■ **WHAT TO WORK ON**:
From the entries below, please gather each line containing the string "JSON".

··· GIVEN DATA ···

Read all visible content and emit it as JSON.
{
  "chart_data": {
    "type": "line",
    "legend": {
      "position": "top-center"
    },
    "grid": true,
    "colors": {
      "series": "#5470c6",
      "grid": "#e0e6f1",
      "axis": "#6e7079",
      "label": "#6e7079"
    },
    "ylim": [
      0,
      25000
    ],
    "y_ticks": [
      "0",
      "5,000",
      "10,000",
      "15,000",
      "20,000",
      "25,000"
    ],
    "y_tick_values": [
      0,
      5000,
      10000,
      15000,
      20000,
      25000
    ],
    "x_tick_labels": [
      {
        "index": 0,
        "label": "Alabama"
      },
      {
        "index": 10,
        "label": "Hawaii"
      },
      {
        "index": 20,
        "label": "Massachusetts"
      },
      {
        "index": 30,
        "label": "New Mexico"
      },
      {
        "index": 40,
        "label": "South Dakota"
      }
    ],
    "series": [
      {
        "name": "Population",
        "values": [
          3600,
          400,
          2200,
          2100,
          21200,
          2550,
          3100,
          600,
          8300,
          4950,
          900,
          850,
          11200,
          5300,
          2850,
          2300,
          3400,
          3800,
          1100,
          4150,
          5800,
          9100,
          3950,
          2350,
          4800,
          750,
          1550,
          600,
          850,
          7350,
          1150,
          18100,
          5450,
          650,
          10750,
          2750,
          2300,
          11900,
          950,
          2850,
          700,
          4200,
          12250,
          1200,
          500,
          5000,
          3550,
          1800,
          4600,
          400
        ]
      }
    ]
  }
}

···
··· GIVEN DATA ···

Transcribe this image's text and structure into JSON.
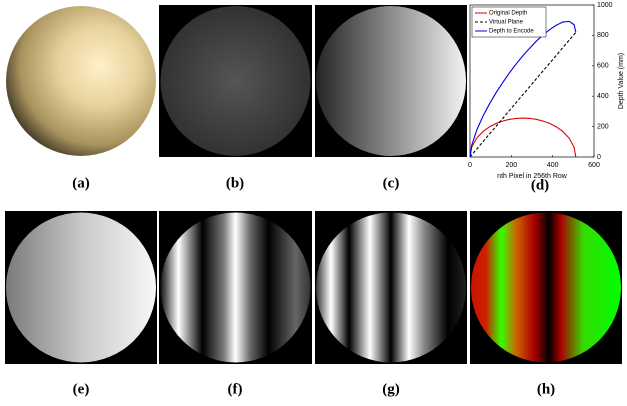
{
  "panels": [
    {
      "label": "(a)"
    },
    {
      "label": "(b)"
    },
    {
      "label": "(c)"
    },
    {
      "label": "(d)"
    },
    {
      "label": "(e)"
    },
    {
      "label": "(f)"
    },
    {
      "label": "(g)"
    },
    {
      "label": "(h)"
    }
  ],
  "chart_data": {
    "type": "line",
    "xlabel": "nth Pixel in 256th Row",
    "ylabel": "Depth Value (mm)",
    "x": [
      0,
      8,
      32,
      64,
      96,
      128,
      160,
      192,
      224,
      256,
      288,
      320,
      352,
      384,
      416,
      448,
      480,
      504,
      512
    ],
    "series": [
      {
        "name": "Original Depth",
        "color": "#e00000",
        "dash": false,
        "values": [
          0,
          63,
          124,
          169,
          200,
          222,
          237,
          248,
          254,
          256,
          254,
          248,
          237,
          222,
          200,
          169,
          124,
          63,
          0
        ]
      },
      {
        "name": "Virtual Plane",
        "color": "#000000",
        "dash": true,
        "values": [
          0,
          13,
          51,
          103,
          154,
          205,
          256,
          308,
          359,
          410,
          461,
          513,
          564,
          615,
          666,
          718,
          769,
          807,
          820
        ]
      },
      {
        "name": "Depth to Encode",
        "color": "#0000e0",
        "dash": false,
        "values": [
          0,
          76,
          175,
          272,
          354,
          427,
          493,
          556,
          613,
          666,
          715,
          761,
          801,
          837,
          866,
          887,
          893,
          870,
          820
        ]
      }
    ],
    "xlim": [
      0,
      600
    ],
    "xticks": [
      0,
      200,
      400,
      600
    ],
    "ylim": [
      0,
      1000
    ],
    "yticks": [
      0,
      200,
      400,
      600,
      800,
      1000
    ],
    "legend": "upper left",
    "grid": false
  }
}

···

■ **RESULT**:
Read all visible content and emit it as JSON.
Transcribe this image's text and structure into JSON.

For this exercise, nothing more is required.